Short task:
Rewrite the entries below, replacing every occurrence of "toc-leader-dots" with "toc-dot-leader" and leaving everything else unchanged.

— begin —

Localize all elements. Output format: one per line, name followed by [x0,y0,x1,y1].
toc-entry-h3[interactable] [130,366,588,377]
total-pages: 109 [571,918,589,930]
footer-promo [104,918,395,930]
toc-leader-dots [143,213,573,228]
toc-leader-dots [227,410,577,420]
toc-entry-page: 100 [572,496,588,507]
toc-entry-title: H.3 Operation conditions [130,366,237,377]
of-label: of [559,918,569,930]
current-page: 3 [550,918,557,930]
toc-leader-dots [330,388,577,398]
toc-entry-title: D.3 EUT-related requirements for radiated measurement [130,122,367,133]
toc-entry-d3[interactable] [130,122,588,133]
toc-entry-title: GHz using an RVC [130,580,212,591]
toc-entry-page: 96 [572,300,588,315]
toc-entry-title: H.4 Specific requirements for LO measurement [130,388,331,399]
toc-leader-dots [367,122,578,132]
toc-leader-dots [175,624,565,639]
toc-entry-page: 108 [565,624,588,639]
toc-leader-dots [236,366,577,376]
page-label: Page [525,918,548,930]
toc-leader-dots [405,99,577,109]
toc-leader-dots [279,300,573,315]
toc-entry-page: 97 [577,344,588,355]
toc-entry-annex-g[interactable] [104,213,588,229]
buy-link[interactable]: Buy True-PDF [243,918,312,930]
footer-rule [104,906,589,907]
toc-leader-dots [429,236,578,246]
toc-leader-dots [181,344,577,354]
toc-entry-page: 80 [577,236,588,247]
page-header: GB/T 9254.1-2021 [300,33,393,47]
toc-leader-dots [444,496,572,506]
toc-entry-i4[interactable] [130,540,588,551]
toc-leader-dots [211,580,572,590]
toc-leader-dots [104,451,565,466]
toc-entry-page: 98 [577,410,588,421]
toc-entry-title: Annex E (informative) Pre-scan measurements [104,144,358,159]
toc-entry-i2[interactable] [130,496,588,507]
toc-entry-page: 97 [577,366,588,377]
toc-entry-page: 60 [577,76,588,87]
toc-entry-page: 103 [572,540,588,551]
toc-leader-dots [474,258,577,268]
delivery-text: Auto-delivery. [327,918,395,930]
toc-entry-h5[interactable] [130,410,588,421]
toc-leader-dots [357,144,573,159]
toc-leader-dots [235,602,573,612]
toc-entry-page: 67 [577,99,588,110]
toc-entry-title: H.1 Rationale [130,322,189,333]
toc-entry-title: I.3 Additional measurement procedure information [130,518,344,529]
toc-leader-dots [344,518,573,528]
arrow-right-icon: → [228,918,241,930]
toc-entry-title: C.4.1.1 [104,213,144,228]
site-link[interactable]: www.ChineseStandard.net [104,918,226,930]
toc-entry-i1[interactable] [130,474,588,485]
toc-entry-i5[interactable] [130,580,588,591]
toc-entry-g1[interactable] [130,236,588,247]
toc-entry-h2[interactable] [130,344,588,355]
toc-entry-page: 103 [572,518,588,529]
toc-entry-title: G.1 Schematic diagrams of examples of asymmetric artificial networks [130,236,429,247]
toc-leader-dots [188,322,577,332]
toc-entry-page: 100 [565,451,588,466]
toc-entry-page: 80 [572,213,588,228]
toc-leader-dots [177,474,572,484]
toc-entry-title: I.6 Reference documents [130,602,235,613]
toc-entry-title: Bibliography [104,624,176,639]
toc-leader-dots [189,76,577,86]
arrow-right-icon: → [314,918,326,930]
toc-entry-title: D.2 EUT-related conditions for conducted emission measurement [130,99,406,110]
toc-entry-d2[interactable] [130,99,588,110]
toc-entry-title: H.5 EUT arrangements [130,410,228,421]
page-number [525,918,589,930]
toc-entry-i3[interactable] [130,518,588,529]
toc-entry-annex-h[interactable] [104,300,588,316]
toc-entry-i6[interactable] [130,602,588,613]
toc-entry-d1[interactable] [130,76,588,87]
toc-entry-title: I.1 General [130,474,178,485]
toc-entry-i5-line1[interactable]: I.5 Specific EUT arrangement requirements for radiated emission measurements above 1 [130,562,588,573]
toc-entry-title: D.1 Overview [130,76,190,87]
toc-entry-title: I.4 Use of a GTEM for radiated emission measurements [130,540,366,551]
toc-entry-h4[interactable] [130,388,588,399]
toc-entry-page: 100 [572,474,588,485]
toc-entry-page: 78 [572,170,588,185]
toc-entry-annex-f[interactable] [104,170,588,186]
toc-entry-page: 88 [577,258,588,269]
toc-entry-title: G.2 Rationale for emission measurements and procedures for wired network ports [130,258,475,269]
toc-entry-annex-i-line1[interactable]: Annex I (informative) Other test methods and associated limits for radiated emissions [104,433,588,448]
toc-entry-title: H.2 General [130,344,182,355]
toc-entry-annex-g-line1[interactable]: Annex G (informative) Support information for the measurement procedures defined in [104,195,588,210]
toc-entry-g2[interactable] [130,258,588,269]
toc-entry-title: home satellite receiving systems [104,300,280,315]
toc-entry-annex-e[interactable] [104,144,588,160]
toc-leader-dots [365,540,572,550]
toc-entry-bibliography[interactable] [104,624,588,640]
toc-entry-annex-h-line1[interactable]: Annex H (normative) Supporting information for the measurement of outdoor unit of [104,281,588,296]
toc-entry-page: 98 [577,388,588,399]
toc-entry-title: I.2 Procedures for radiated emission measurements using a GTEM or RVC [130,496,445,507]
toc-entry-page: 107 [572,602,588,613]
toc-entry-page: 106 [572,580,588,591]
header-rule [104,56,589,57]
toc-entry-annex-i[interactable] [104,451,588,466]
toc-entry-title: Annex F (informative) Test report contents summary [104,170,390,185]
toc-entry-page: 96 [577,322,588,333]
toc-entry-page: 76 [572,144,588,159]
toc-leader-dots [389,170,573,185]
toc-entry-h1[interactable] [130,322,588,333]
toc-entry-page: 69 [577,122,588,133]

— end —

Output of the exercise:
Localize all elements. Output format: one per line, name followed by [x0,y0,x1,y1].
toc-entry-h3[interactable] [130,366,588,377]
total-pages: 109 [571,918,589,930]
footer-promo [104,918,395,930]
toc-dot-leader [143,213,573,228]
toc-dot-leader [227,410,577,420]
toc-entry-page: 100 [572,496,588,507]
toc-entry-title: H.3 Operation conditions [130,366,237,377]
of-label: of [559,918,569,930]
current-page: 3 [550,918,557,930]
toc-dot-leader [330,388,577,398]
toc-entry-title: D.3 EUT-related requirements for radiated measurement [130,122,367,133]
toc-entry-d3[interactable] [130,122,588,133]
toc-entry-title: GHz using an RVC [130,580,212,591]
toc-entry-page: 96 [572,300,588,315]
toc-entry-title: H.4 Specific requirements for LO measurement [130,388,331,399]
toc-dot-leader [367,122,578,132]
toc-dot-leader [175,624,565,639]
toc-entry-page: 108 [565,624,588,639]
toc-dot-leader [236,366,577,376]
page-label: Page [525,918,548,930]
toc-dot-leader [405,99,577,109]
toc-dot-leader [279,300,573,315]
toc-entry-page: 97 [577,344,588,355]
toc-entry-annex-g[interactable] [104,213,588,229]
buy-link[interactable]: Buy True-PDF [243,918,312,930]
footer-rule [104,906,589,907]
toc-dot-leader [429,236,578,246]
toc-dot-leader [181,344,577,354]
toc-entry-page: 80 [577,236,588,247]
page-header: GB/T 9254.1-2021 [300,33,393,47]
toc-dot-leader [444,496,572,506]
toc-entry-i4[interactable] [130,540,588,551]
toc-dot-leader [211,580,572,590]
toc-dot-leader [104,451,565,466]
toc-entry-page: 98 [577,410,588,421]
toc-entry-title: Annex E (informative) Pre-scan measurements [104,144,358,159]
toc-entry-i2[interactable] [130,496,588,507]
toc-entry-page: 97 [577,366,588,377]
toc-entry-page: 60 [577,76,588,87]
toc-entry-page: 103 [572,540,588,551]
toc-dot-leader [474,258,577,268]
delivery-text: Auto-delivery. [327,918,395,930]
toc-entry-h5[interactable] [130,410,588,421]
toc-dot-leader [357,144,573,159]
toc-dot-leader [235,602,573,612]
toc-entry-page: 67 [577,99,588,110]
toc-entry-title: H.1 Rationale [130,322,189,333]
toc-entry-title: I.3 Additional measurement procedure information [130,518,344,529]
toc-dot-leader [344,518,573,528]
arrow-right-icon: → [228,918,241,930]
toc-entry-title: C.4.1.1 [104,213,144,228]
site-link[interactable]: www.ChineseStandard.net [104,918,226,930]
toc-entry-i1[interactable] [130,474,588,485]
toc-entry-i5[interactable] [130,580,588,591]
toc-entry-g1[interactable] [130,236,588,247]
toc-entry-h2[interactable] [130,344,588,355]
toc-entry-page: 103 [572,518,588,529]
toc-entry-title: G.1 Schematic diagrams of examples of asymmetric artificial networks [130,236,429,247]
toc-dot-leader [188,322,577,332]
toc-entry-page: 100 [565,451,588,466]
toc-entry-page: 80 [572,213,588,228]
toc-dot-leader [177,474,572,484]
toc-entry-title: I.6 Reference documents [130,602,235,613]
toc-entry-title: Bibliography [104,624,176,639]
toc-dot-leader [189,76,577,86]
arrow-right-icon: → [314,918,326,930]
toc-entry-title: D.2 EUT-related conditions for conducted emission measurement [130,99,406,110]
toc-entry-d2[interactable] [130,99,588,110]
toc-entry-title: H.5 EUT arrangements [130,410,228,421]
page-number [525,918,589,930]
toc-entry-i3[interactable] [130,518,588,529]
toc-entry-annex-h[interactable] [104,300,588,316]
toc-entry-i6[interactable] [130,602,588,613]
toc-entry-d1[interactable] [130,76,588,87]
toc-entry-title: I.1 General [130,474,178,485]
toc-entry-i5-line1[interactable]: I.5 Specific EUT arrangement requirements for radiated emission measurements above 1 [130,562,588,573]
toc-entry-title: D.1 Overview [130,76,190,87]
toc-entry-title: I.4 Use of a GTEM for radiated emission measurements [130,540,366,551]
toc-entry-h4[interactable] [130,388,588,399]
toc-entry-page: 100 [572,474,588,485]
toc-entry-page: 78 [572,170,588,185]
toc-entry-annex-f[interactable] [104,170,588,186]
toc-entry-page: 88 [577,258,588,269]
toc-entry-title: G.2 Rationale for emission measurements and procedures for wired network ports [130,258,475,269]
toc-entry-annex-i-line1[interactable]: Annex I (informative) Other test methods and associated limits for radiated emissions [104,433,588,448]
toc-entry-title: H.2 General [130,344,182,355]
toc-entry-annex-g-line1[interactable]: Annex G (informative) Support information for the measurement procedures defined in [104,195,588,210]
toc-entry-g2[interactable] [130,258,588,269]
toc-entry-title: home satellite receiving systems [104,300,280,315]
toc-entry-annex-e[interactable] [104,144,588,160]
toc-dot-leader [365,540,572,550]
toc-entry-bibliography[interactable] [104,624,588,640]
toc-entry-annex-h-line1[interactable]: Annex H (normative) Supporting information for the measurement of outdoor unit of [104,281,588,296]
toc-entry-page: 98 [577,388,588,399]
toc-entry-title: I.2 Procedures for radiated emission measurements using a GTEM or RVC [130,496,445,507]
toc-entry-page: 107 [572,602,588,613]
toc-entry-page: 106 [572,580,588,591]
header-rule [104,56,589,57]
toc-entry-annex-i[interactable] [104,451,588,466]
toc-entry-title: Annex F (informative) Test report contents summary [104,170,390,185]
toc-entry-page: 96 [577,322,588,333]
toc-entry-page: 76 [572,144,588,159]
toc-dot-leader [389,170,573,185]
toc-entry-h1[interactable] [130,322,588,333]
toc-entry-page: 69 [577,122,588,133]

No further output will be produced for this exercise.